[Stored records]
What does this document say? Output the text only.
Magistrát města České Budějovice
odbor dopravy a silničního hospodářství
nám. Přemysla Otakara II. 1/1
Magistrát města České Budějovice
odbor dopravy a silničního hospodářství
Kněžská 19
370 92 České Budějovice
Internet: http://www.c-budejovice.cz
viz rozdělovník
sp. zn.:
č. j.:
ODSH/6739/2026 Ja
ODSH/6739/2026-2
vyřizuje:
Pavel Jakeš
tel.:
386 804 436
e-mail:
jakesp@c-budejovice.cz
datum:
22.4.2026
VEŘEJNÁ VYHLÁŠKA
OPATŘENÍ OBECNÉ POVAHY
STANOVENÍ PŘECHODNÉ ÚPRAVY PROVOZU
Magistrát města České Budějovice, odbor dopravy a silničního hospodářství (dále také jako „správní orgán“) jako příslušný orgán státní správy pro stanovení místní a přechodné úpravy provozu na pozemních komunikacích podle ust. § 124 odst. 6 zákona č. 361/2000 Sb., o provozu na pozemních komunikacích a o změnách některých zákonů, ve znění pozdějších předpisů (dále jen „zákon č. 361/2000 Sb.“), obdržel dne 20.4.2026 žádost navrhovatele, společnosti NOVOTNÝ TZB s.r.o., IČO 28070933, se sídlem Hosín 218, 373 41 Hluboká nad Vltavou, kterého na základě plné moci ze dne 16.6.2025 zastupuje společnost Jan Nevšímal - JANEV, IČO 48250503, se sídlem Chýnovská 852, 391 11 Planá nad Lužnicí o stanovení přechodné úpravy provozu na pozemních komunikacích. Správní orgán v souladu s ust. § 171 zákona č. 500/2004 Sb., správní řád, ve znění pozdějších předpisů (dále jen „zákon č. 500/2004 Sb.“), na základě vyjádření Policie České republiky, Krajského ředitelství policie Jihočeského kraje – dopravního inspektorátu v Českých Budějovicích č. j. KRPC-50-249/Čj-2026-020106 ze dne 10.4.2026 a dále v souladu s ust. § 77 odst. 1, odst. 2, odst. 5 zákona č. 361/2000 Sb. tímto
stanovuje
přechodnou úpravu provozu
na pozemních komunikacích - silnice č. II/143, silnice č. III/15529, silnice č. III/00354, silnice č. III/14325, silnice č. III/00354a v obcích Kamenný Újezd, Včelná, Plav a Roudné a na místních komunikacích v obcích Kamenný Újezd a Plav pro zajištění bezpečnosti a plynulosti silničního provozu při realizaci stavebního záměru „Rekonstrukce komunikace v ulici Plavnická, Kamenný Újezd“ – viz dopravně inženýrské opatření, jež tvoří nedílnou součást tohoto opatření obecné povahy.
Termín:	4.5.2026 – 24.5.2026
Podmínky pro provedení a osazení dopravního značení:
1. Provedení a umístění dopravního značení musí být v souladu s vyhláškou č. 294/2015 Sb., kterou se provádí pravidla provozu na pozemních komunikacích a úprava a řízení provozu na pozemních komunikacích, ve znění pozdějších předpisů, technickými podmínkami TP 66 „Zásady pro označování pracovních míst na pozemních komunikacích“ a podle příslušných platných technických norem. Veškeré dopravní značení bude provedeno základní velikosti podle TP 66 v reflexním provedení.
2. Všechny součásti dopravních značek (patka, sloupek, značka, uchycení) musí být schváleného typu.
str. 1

» GOAL OF THE EXERCISE
Using the data above, repeat every line exactly.

» SOLUTION TO THIS EXERCISE
What does this document say? Output the text only.
Magistrát města České Budějovice
odbor dopravy a silničního hospodářství
nám. Přemysla Otakara II. 1/1
Magistrát města České Budějovice
odbor dopravy a silničního hospodářství
Kněžská 19
370 92 České Budějovice
Internet: http://www.c-budejovice.cz
viz rozdělovník
sp. zn.:
č. j.:
ODSH/6739/2026 Ja
ODSH/6739/2026-2
vyřizuje:
Pavel Jakeš
tel.:
386 804 436
e-mail:
jakesp@c-budejovice.cz
datum:
22.4.2026
VEŘEJNÁ VYHLÁŠKA
OPATŘENÍ OBECNÉ POVAHY
STANOVENÍ PŘECHODNÉ ÚPRAVY PROVOZU
Magistrát města České Budějovice, odbor dopravy a silničního hospodářství (dále také jako „správní orgán“) jako příslušný orgán státní správy pro stanovení místní a přechodné úpravy provozu na pozemních komunikacích podle ust. § 124 odst. 6 zákona č. 361/2000 Sb., o provozu na pozemních komunikacích a o změnách některých zákonů, ve znění pozdějších předpisů (dále jen „zákon č. 361/2000 Sb.“), obdržel dne 20.4.2026 žádost navrhovatele, společnosti NOVOTNÝ TZB s.r.o., IČO 28070933, se sídlem Hosín 218, 373 41 Hluboká nad Vltavou, kterého na základě plné moci ze dne 16.6.2025 zastupuje společnost Jan Nevšímal - JANEV, IČO 48250503, se sídlem Chýnovská 852, 391 11 Planá nad Lužnicí o stanovení přechodné úpravy provozu na pozemních komunikacích. Správní orgán v souladu s ust. § 171 zákona č. 500/2004 Sb., správní řád, ve znění pozdějších předpisů (dále jen „zákon č. 500/2004 Sb.“), na základě vyjádření Policie České republiky, Krajského ředitelství policie Jihočeského kraje – dopravního inspektorátu v Českých Budějovicích č. j. KRPC-50-249/Čj-2026-020106 ze dne 10.4.2026 a dále v souladu s ust. § 77 odst. 1, odst. 2, odst. 5 zákona č. 361/2000 Sb. tímto
stanovuje
přechodnou úpravu provozu
na pozemních komunikacích - silnice č. II/143, silnice č. III/15529, silnice č. III/00354, silnice č. III/14325, silnice č. III/00354a v obcích Kamenný Újezd, Včelná, Plav a Roudné a na místních komunikacích v obcích Kamenný Újezd a Plav pro zajištění bezpečnosti a plynulosti silničního provozu při realizaci stavebního záměru „Rekonstrukce komunikace v ulici Plavnická, Kamenný Újezd“ – viz dopravně inženýrské opatření, jež tvoří nedílnou součást tohoto opatření obecné povahy.
Termín:	4.5.2026 – 24.5.2026
Podmínky pro provedení a osazení dopravního značení:
1. Provedení a umístění dopravního značení musí být v souladu s vyhláškou č. 294/2015 Sb., kterou se provádí pravidla provozu na pozemních komunikacích a úprava a řízení provozu na pozemních komunikacích, ve znění pozdějších předpisů, technickými podmínkami TP 66 „Zásady pro označování pracovních míst na pozemních komunikacích“ a podle příslušných platných technických norem. Veškeré dopravní značení bude provedeno základní velikosti podle TP 66 v reflexním provedení.
2. Všechny součásti dopravních značek (patka, sloupek, značka, uchycení) musí být schváleného typu.
str. 1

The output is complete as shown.